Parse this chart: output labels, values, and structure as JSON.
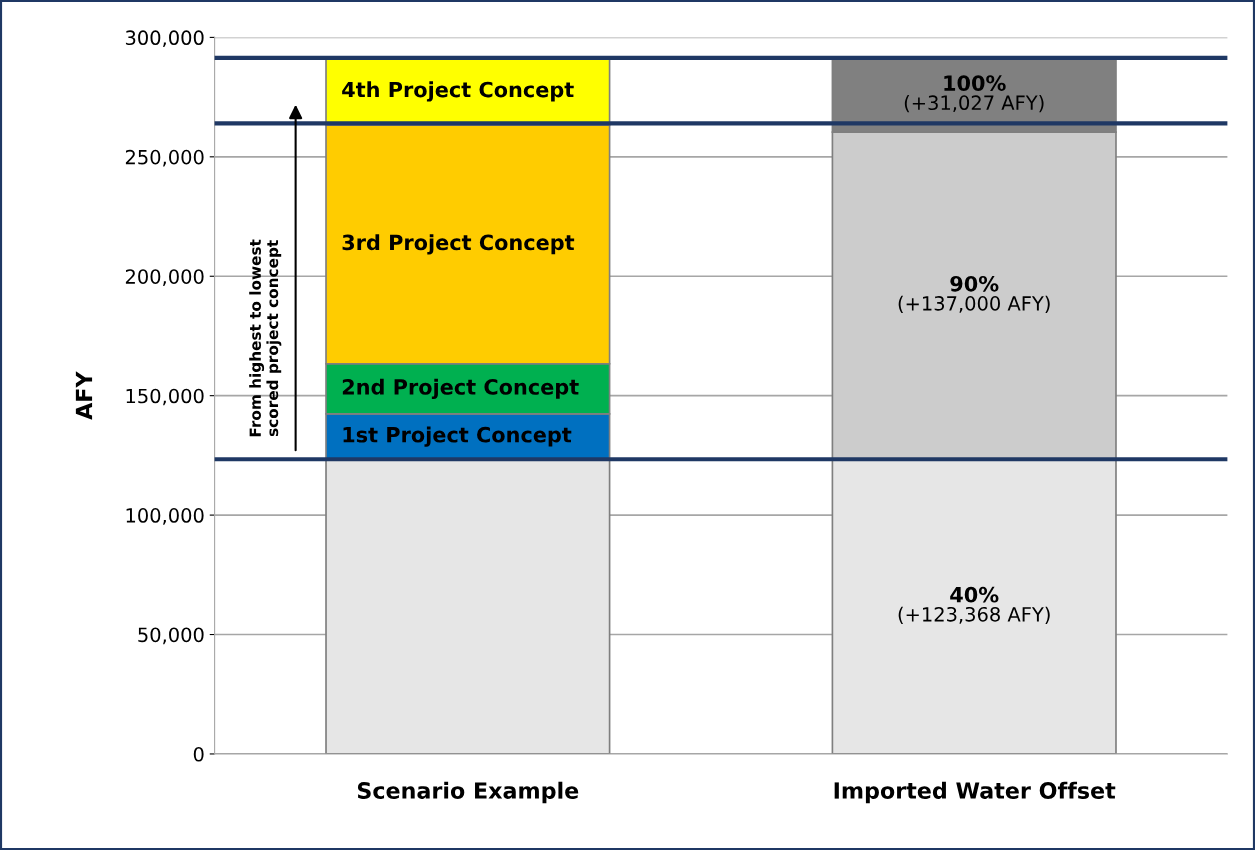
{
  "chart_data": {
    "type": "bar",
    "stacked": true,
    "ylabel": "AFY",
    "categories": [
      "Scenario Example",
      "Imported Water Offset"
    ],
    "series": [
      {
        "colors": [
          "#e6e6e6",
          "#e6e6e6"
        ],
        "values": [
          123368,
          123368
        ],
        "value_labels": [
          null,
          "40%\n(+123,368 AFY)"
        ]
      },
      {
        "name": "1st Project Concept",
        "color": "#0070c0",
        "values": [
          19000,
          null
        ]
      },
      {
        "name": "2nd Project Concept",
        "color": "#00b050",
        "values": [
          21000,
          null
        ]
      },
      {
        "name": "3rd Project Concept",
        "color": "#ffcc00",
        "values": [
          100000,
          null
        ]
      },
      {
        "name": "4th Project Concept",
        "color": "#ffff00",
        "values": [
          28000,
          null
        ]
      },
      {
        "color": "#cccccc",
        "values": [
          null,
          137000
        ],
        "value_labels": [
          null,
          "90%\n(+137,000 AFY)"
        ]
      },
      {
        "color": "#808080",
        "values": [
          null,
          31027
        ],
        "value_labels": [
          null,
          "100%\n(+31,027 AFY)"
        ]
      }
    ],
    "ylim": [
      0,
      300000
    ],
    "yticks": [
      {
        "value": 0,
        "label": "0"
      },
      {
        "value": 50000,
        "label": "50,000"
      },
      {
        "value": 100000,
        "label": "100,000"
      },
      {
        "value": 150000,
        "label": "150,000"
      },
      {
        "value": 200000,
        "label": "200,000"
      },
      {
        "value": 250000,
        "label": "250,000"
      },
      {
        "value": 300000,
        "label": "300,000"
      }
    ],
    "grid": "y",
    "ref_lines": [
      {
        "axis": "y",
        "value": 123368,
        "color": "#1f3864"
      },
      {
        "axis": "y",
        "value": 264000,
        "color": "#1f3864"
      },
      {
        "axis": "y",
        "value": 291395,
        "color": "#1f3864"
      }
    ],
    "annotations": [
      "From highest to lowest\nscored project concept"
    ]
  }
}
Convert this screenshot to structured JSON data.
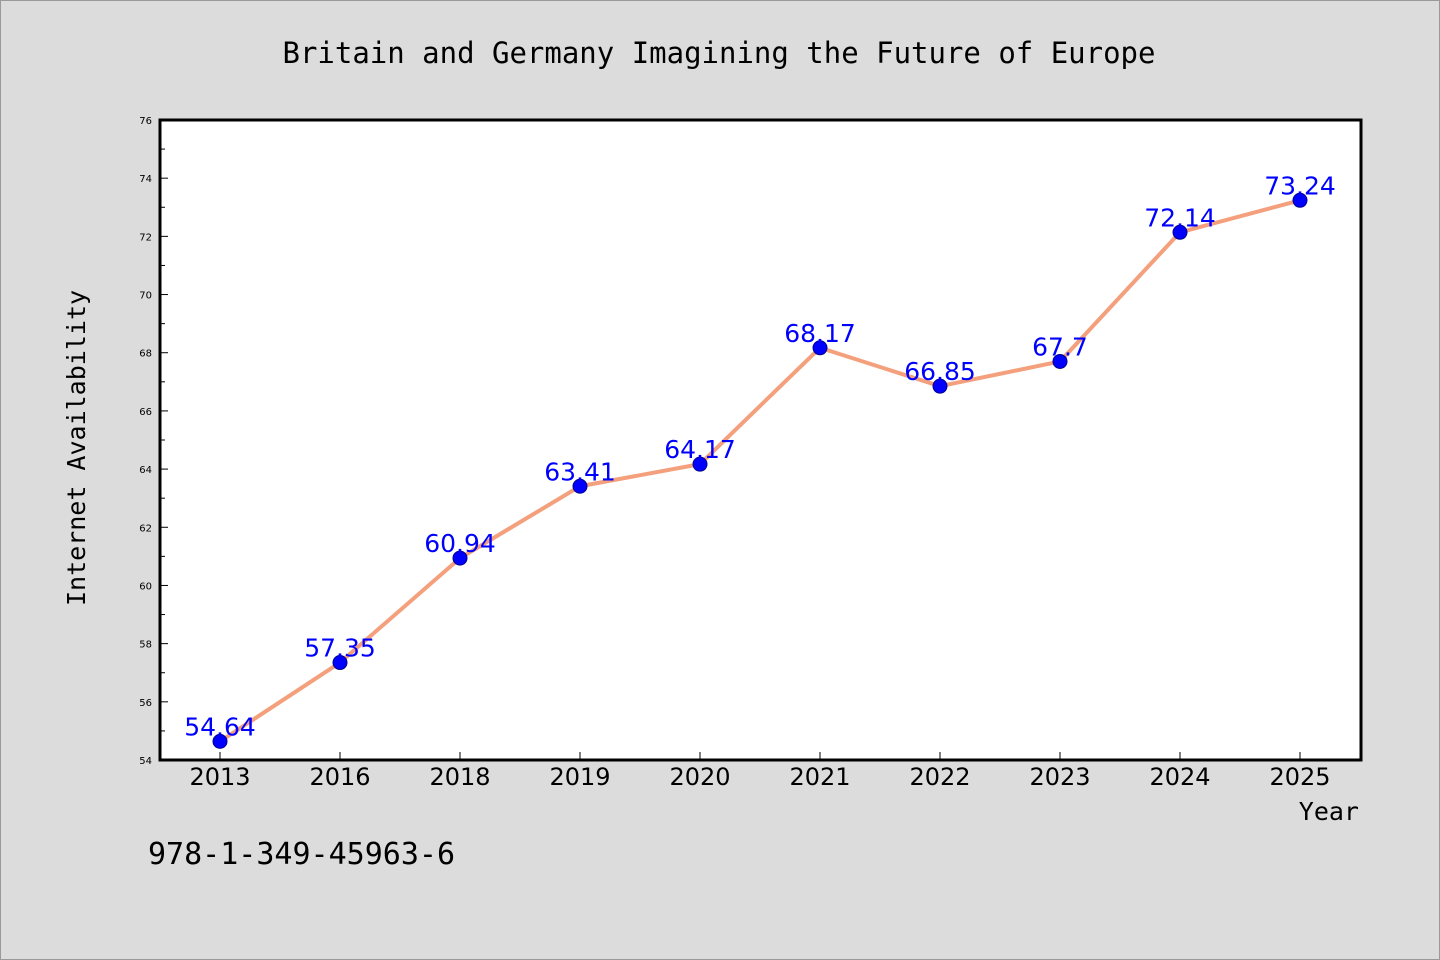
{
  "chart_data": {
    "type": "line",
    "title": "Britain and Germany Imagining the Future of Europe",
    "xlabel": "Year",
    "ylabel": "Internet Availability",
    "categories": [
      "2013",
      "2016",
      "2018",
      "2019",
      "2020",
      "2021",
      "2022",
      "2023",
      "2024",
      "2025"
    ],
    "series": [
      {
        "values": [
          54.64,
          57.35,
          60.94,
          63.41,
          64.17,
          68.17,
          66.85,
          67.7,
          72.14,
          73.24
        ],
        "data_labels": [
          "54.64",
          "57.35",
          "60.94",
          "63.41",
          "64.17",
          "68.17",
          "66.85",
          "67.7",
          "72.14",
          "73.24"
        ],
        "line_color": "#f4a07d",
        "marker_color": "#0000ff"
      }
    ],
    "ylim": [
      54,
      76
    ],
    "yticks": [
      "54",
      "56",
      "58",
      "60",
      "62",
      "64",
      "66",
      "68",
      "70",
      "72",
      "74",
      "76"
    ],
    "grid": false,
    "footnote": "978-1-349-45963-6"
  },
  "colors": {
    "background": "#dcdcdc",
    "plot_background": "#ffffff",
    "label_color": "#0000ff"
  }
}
──────
* Work required *
Write out again every line above exactly as given; the pictures do not belong in the copy.

* Result *
Parse this chart: output labels, values, and structure as JSON.
{
  "chart_data": {
    "type": "bar",
    "stacked": true,
    "ylabel": "AFY",
    "categories": [
      "Scenario Example",
      "Imported Water Offset"
    ],
    "series": [
      {
        "colors": [
          "#e6e6e6",
          "#e6e6e6"
        ],
        "values": [
          123368,
          123368
        ],
        "value_labels": [
          null,
          "40%\n(+123,368 AFY)"
        ]
      },
      {
        "name": "1st Project Concept",
        "color": "#0070c0",
        "values": [
          19000,
          null
        ]
      },
      {
        "name": "2nd Project Concept",
        "color": "#00b050",
        "values": [
          21000,
          null
        ]
      },
      {
        "name": "3rd Project Concept",
        "color": "#ffcc00",
        "values": [
          100000,
          null
        ]
      },
      {
        "name": "4th Project Concept",
        "color": "#ffff00",
        "values": [
          28000,
          null
        ]
      },
      {
        "color": "#cccccc",
        "values": [
          null,
          137000
        ],
        "value_labels": [
          null,
          "90%\n(+137,000 AFY)"
        ]
      },
      {
        "color": "#808080",
        "values": [
          null,
          31027
        ],
        "value_labels": [
          null,
          "100%\n(+31,027 AFY)"
        ]
      }
    ],
    "ylim": [
      0,
      300000
    ],
    "yticks": [
      {
        "value": 0,
        "label": "0"
      },
      {
        "value": 50000,
        "label": "50,000"
      },
      {
        "value": 100000,
        "label": "100,000"
      },
      {
        "value": 150000,
        "label": "150,000"
      },
      {
        "value": 200000,
        "label": "200,000"
      },
      {
        "value": 250000,
        "label": "250,000"
      },
      {
        "value": 300000,
        "label": "300,000"
      }
    ],
    "grid": "y",
    "ref_lines": [
      {
        "axis": "y",
        "value": 123368,
        "color": "#1f3864"
      },
      {
        "axis": "y",
        "value": 264000,
        "color": "#1f3864"
      },
      {
        "axis": "y",
        "value": 291395,
        "color": "#1f3864"
      }
    ],
    "annotations": [
      "From highest to lowest\nscored project concept"
    ]
  }
}
Convert this screenshot to structured JSON data.
{
  "chart_data": {
    "type": "line",
    "title": "Britain and Germany Imagining the Future of Europe",
    "xlabel": "Year",
    "ylabel": "Internet Availability",
    "categories": [
      "2013",
      "2016",
      "2018",
      "2019",
      "2020",
      "2021",
      "2022",
      "2023",
      "2024",
      "2025"
    ],
    "series": [
      {
        "values": [
          54.64,
          57.35,
          60.94,
          63.41,
          64.17,
          68.17,
          66.85,
          67.7,
          72.14,
          73.24
        ],
        "data_labels": [
          "54.64",
          "57.35",
          "60.94",
          "63.41",
          "64.17",
          "68.17",
          "66.85",
          "67.7",
          "72.14",
          "73.24"
        ],
        "line_color": "#f4a07d",
        "marker_color": "#0000ff"
      }
    ],
    "ylim": [
      54,
      76
    ],
    "yticks": [
      "54",
      "56",
      "58",
      "60",
      "62",
      "64",
      "66",
      "68",
      "70",
      "72",
      "74",
      "76"
    ],
    "grid": false,
    "footnote": "978-1-349-45963-6"
  },
  "colors": {
    "background": "#dcdcdc",
    "plot_background": "#ffffff",
    "label_color": "#0000ff"
  }
}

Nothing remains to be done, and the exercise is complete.